• [PROBLEM TO WORK ON] Print all entries precisely as they are written.

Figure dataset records
========================================================================

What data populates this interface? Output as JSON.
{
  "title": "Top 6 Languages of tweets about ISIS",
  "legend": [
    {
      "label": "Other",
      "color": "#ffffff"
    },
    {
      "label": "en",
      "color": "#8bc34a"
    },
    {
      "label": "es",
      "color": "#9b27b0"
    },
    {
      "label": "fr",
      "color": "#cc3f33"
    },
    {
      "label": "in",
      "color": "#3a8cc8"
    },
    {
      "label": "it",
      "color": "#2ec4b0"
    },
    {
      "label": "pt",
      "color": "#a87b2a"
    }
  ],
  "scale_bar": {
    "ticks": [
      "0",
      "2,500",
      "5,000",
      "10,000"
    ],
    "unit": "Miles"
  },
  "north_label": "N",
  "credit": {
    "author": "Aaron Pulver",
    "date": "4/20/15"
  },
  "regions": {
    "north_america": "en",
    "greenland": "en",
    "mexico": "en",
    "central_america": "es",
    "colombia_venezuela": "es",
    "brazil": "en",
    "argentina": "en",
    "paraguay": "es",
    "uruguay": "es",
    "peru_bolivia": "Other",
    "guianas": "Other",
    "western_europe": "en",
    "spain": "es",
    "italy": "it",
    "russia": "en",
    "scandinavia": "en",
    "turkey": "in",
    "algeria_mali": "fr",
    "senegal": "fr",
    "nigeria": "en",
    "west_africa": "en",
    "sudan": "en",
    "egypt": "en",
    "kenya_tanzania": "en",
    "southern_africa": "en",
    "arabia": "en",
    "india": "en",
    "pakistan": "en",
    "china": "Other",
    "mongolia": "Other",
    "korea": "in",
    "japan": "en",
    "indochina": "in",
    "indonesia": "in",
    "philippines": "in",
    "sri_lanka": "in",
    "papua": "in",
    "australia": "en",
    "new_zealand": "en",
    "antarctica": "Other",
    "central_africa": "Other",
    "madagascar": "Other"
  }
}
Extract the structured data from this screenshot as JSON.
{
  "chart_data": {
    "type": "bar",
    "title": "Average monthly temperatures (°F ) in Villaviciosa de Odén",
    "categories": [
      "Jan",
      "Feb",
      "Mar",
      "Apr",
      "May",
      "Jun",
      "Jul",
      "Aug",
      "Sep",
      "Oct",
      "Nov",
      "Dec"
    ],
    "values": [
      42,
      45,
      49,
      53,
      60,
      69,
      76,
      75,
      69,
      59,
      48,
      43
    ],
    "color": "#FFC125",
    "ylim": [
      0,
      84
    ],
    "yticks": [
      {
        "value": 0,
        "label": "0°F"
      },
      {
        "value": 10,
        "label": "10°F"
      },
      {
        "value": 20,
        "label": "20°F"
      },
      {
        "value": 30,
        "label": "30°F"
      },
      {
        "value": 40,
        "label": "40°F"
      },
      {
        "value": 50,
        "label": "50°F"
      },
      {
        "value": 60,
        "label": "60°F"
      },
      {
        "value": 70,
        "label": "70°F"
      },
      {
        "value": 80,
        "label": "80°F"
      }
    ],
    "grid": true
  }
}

========================================================================

• [OUTPUT OF THE EXERCISE]
What data populates this interface? Output as JSON.
{
  "title": "Top 6 Languages of tweets about ISIS",
  "legend": [
    {
      "label": "Other",
      "color": "#ffffff"
    },
    {
      "label": "en",
      "color": "#8bc34a"
    },
    {
      "label": "es",
      "color": "#9b27b0"
    },
    {
      "label": "fr",
      "color": "#cc3f33"
    },
    {
      "label": "in",
      "color": "#3a8cc8"
    },
    {
      "label": "it",
      "color": "#2ec4b0"
    },
    {
      "label": "pt",
      "color": "#a87b2a"
    }
  ],
  "scale_bar": {
    "ticks": [
      "0",
      "2,500",
      "5,000",
      "10,000"
    ],
    "unit": "Miles"
  },
  "north_label": "N",
  "credit": {
    "author": "Aaron Pulver",
    "date": "4/20/15"
  },
  "regions": {
    "north_america": "en",
    "greenland": "en",
    "mexico": "en",
    "central_america": "es",
    "colombia_venezuela": "es",
    "brazil": "en",
    "argentina": "en",
    "paraguay": "es",
    "uruguay": "es",
    "peru_bolivia": "Other",
    "guianas": "Other",
    "western_europe": "en",
    "spain": "es",
    "italy": "it",
    "russia": "en",
    "scandinavia": "en",
    "turkey": "in",
    "algeria_mali": "fr",
    "senegal": "fr",
    "nigeria": "en",
    "west_africa": "en",
    "sudan": "en",
    "egypt": "en",
    "kenya_tanzania": "en",
    "southern_africa": "en",
    "arabia": "en",
    "india": "en",
    "pakistan": "en",
    "china": "Other",
    "mongolia": "Other",
    "korea": "in",
    "japan": "en",
    "indochina": "in",
    "indonesia": "in",
    "philippines": "in",
    "sri_lanka": "in",
    "papua": "in",
    "australia": "en",
    "new_zealand": "en",
    "antarctica": "Other",
    "central_africa": "Other",
    "madagascar": "Other"
  }
}
Extract the structured data from this screenshot as JSON.
{
  "chart_data": {
    "type": "bar",
    "title": "Average monthly temperatures (°F ) in Villaviciosa de Odén",
    "categories": [
      "Jan",
      "Feb",
      "Mar",
      "Apr",
      "May",
      "Jun",
      "Jul",
      "Aug",
      "Sep",
      "Oct",
      "Nov",
      "Dec"
    ],
    "values": [
      42,
      45,
      49,
      53,
      60,
      69,
      76,
      75,
      69,
      59,
      48,
      43
    ],
    "color": "#FFC125",
    "ylim": [
      0,
      84
    ],
    "yticks": [
      {
        "value": 0,
        "label": "0°F"
      },
      {
        "value": 10,
        "label": "10°F"
      },
      {
        "value": 20,
        "label": "20°F"
      },
      {
        "value": 30,
        "label": "30°F"
      },
      {
        "value": 40,
        "label": "40°F"
      },
      {
        "value": 50,
        "label": "50°F"
      },
      {
        "value": 60,
        "label": "60°F"
      },
      {
        "value": 70,
        "label": "70°F"
      },
      {
        "value": 80,
        "label": "80°F"
      }
    ],
    "grid": true
  }
}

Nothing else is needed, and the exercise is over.